__Work instructions__:
Every entry must be repeated exactly. Exclude all pictures.

__Items__:

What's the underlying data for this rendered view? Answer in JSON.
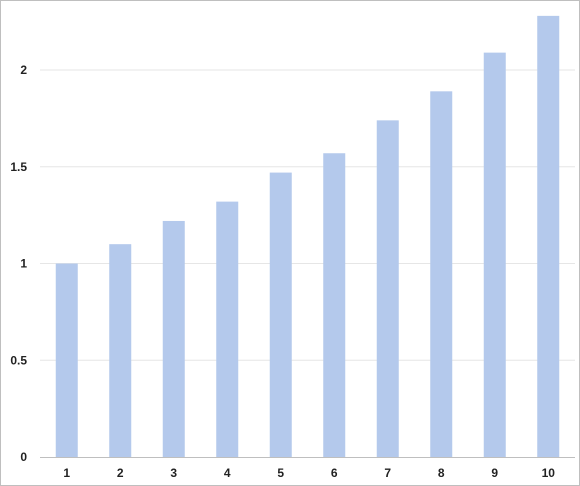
{
  "chart_data": {
    "type": "bar",
    "title": "",
    "xlabel": "",
    "ylabel": "",
    "categories": [
      "1",
      "2",
      "3",
      "4",
      "5",
      "6",
      "7",
      "8",
      "9",
      "10"
    ],
    "values": [
      1.0,
      1.1,
      1.22,
      1.32,
      1.47,
      1.57,
      1.74,
      1.89,
      2.09,
      2.28
    ],
    "ylim": [
      0,
      2.3
    ],
    "yticks": [
      0,
      0.5,
      1,
      1.5,
      2
    ],
    "ytick_labels": [
      "0",
      "0.5",
      "1",
      "1.5",
      "2"
    ],
    "grid": true,
    "legend": "none",
    "colors": {
      "bar": "#b4c9ec",
      "grid": "#e6e6e6",
      "axis": "#bfbfbf"
    }
  }
}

__Final result__:
What's the underlying data for this rendered view? Answer in JSON.
{
  "chart_data": {
    "type": "bar",
    "title": "",
    "xlabel": "",
    "ylabel": "",
    "categories": [
      "1",
      "2",
      "3",
      "4",
      "5",
      "6",
      "7",
      "8",
      "9",
      "10"
    ],
    "values": [
      1.0,
      1.1,
      1.22,
      1.32,
      1.47,
      1.57,
      1.74,
      1.89,
      2.09,
      2.28
    ],
    "ylim": [
      0,
      2.3
    ],
    "yticks": [
      0,
      0.5,
      1,
      1.5,
      2
    ],
    "ytick_labels": [
      "0",
      "0.5",
      "1",
      "1.5",
      "2"
    ],
    "grid": true,
    "legend": "none",
    "colors": {
      "bar": "#b4c9ec",
      "grid": "#e6e6e6",
      "axis": "#bfbfbf"
    }
  }
}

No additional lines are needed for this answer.